Will you write out, character for character, everything from the very start of the entries below down to and including the line containing "data-point: [145, 358, 152, 365]"?

* BEGIN *

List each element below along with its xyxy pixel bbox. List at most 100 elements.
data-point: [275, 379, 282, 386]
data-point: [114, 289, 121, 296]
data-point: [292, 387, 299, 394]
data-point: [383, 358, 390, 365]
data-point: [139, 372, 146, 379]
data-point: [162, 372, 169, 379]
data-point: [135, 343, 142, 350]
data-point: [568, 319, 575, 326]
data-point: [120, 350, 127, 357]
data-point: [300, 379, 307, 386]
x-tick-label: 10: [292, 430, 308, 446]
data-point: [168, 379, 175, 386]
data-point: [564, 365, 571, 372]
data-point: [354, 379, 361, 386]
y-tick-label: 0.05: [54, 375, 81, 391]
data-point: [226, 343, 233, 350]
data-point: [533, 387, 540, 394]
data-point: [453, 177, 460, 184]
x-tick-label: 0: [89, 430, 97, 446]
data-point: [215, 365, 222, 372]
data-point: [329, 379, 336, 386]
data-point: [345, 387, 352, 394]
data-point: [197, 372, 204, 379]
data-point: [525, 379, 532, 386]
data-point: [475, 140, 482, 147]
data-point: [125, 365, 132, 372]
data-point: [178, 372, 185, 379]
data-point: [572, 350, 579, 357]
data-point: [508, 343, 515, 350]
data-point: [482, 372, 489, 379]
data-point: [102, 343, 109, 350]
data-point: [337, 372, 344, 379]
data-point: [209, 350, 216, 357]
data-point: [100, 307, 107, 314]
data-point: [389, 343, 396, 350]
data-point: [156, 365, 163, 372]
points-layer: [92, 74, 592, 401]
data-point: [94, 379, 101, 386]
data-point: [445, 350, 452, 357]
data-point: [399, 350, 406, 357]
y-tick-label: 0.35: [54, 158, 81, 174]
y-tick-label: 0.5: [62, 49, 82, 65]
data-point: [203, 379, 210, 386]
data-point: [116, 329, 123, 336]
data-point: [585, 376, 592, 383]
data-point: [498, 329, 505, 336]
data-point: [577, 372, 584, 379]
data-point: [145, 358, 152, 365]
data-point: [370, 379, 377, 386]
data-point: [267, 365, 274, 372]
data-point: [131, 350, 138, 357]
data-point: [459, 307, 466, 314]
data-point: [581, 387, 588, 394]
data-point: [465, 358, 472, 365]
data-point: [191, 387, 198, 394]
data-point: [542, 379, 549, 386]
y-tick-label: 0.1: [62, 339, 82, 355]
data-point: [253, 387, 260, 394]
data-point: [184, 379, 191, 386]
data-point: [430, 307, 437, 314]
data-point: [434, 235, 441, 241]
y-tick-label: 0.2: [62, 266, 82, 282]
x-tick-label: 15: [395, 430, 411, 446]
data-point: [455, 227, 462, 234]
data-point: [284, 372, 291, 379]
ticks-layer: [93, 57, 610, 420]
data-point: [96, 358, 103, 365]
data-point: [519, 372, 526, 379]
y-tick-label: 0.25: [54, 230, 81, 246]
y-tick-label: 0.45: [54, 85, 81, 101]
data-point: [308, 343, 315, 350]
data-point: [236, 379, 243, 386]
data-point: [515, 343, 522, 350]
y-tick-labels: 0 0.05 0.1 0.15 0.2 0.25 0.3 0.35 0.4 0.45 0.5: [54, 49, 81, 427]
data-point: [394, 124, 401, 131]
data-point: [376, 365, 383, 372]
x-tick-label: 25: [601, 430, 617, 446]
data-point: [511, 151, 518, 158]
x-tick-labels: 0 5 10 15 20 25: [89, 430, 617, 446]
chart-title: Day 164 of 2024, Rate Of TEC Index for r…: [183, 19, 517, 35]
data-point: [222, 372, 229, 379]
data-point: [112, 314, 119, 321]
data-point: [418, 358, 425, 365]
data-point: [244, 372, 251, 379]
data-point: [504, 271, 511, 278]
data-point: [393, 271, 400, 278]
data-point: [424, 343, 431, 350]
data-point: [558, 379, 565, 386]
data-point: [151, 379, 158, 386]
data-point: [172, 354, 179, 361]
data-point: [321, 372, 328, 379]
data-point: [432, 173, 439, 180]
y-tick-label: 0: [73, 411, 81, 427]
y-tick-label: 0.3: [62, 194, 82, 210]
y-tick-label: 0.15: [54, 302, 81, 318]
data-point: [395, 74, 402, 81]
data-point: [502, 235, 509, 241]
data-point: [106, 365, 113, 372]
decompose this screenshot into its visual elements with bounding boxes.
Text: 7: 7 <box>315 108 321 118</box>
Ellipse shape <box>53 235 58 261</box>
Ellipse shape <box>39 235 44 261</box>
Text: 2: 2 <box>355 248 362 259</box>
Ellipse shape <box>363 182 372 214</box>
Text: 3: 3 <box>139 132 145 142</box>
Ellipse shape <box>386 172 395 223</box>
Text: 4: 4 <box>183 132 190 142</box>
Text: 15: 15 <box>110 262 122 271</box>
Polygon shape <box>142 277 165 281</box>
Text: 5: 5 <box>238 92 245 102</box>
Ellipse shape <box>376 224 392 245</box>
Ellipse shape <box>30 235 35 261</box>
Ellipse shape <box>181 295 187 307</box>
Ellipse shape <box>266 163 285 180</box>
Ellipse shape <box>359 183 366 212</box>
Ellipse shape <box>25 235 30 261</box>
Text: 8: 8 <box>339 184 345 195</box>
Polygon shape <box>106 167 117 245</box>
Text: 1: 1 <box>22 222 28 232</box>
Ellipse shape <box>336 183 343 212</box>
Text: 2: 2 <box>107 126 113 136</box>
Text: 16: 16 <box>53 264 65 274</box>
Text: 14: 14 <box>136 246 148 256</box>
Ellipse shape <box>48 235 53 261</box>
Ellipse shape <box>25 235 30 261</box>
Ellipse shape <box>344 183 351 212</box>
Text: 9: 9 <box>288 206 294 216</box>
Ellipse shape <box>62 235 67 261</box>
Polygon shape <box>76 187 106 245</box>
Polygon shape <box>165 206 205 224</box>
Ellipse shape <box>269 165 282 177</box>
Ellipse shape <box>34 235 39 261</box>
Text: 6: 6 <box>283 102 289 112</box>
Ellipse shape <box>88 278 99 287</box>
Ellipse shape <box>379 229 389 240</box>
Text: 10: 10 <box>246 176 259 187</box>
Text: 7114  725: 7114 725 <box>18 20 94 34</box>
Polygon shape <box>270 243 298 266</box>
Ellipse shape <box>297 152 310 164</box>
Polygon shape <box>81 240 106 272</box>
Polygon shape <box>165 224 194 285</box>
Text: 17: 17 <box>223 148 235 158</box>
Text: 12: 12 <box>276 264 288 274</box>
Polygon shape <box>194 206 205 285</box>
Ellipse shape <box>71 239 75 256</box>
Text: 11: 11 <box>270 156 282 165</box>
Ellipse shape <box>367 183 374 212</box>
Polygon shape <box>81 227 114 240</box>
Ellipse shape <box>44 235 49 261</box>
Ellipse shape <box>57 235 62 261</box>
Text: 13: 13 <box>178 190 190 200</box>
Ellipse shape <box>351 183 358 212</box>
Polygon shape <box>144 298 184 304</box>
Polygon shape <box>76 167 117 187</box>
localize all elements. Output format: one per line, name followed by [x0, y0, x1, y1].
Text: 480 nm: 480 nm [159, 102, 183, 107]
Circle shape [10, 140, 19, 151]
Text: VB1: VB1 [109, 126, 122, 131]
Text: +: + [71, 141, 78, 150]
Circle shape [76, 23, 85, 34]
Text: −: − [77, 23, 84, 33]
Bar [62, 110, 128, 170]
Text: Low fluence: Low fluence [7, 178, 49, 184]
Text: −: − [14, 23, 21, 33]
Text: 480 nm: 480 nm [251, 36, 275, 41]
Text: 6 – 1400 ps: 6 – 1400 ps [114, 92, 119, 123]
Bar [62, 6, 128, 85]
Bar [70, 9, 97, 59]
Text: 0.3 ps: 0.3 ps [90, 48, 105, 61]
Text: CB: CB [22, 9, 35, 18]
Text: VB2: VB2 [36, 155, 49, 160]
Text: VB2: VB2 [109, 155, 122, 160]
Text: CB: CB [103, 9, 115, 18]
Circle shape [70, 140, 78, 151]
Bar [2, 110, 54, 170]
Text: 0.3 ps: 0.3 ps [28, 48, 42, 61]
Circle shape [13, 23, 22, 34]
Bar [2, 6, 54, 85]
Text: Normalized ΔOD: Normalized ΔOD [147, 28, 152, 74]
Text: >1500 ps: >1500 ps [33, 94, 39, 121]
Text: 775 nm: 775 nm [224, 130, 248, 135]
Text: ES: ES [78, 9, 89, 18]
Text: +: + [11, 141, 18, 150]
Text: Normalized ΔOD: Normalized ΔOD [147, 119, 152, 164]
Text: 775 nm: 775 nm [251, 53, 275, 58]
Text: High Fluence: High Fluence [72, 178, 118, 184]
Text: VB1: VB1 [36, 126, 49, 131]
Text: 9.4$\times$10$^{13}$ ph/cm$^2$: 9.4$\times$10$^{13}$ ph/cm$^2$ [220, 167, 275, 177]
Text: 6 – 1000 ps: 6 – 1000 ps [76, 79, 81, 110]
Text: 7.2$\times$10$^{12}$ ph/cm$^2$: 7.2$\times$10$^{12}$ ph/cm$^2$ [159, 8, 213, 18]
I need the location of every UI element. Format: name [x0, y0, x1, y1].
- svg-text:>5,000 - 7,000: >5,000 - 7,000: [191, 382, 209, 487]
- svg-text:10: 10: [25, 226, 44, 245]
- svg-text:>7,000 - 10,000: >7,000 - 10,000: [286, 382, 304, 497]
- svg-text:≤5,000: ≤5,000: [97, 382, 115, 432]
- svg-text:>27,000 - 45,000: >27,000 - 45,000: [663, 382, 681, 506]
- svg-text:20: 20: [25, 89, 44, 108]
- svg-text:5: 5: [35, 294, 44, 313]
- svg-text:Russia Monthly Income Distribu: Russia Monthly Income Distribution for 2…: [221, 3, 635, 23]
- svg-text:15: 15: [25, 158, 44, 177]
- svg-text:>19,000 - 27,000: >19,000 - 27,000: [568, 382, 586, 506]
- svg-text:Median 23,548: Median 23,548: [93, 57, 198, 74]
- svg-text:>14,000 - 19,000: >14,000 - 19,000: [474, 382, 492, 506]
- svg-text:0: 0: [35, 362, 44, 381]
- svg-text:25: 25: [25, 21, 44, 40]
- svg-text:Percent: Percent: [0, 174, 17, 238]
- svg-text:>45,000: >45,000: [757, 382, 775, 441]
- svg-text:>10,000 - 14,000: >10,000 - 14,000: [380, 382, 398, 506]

* END *

• [Full solution]:
List each element below along with its xyxy pixel bbox. List at most 100 elements.
data-point: [275, 379, 282, 386]
data-point: [114, 289, 121, 296]
data-point: [292, 387, 299, 394]
data-point: [383, 358, 390, 365]
data-point: [139, 372, 146, 379]
data-point: [162, 372, 169, 379]
data-point: [135, 343, 142, 350]
data-point: [568, 319, 575, 326]
data-point: [120, 350, 127, 357]
data-point: [300, 379, 307, 386]
x-tick-label: 10: [292, 430, 308, 446]
data-point: [168, 379, 175, 386]
data-point: [564, 365, 571, 372]
data-point: [354, 379, 361, 386]
y-tick-label: 0.05: [54, 375, 81, 391]
data-point: [226, 343, 233, 350]
data-point: [533, 387, 540, 394]
data-point: [453, 177, 460, 184]
x-tick-label: 0: [89, 430, 97, 446]
data-point: [215, 365, 222, 372]
data-point: [329, 379, 336, 386]
data-point: [345, 387, 352, 394]
data-point: [197, 372, 204, 379]
data-point: [525, 379, 532, 386]
data-point: [475, 140, 482, 147]
data-point: [125, 365, 132, 372]
data-point: [178, 372, 185, 379]
data-point: [572, 350, 579, 357]
data-point: [508, 343, 515, 350]
data-point: [482, 372, 489, 379]
data-point: [102, 343, 109, 350]
data-point: [337, 372, 344, 379]
data-point: [209, 350, 216, 357]
data-point: [100, 307, 107, 314]
data-point: [389, 343, 396, 350]
data-point: [156, 365, 163, 372]
points-layer: [92, 74, 592, 401]
data-point: [94, 379, 101, 386]
data-point: [445, 350, 452, 357]
data-point: [399, 350, 406, 357]
y-tick-label: 0.35: [54, 158, 81, 174]
y-tick-label: 0.5: [62, 49, 82, 65]
data-point: [203, 379, 210, 386]
data-point: [116, 329, 123, 336]
data-point: [585, 376, 592, 383]
data-point: [498, 329, 505, 336]
data-point: [577, 372, 584, 379]
data-point: [145, 358, 152, 365]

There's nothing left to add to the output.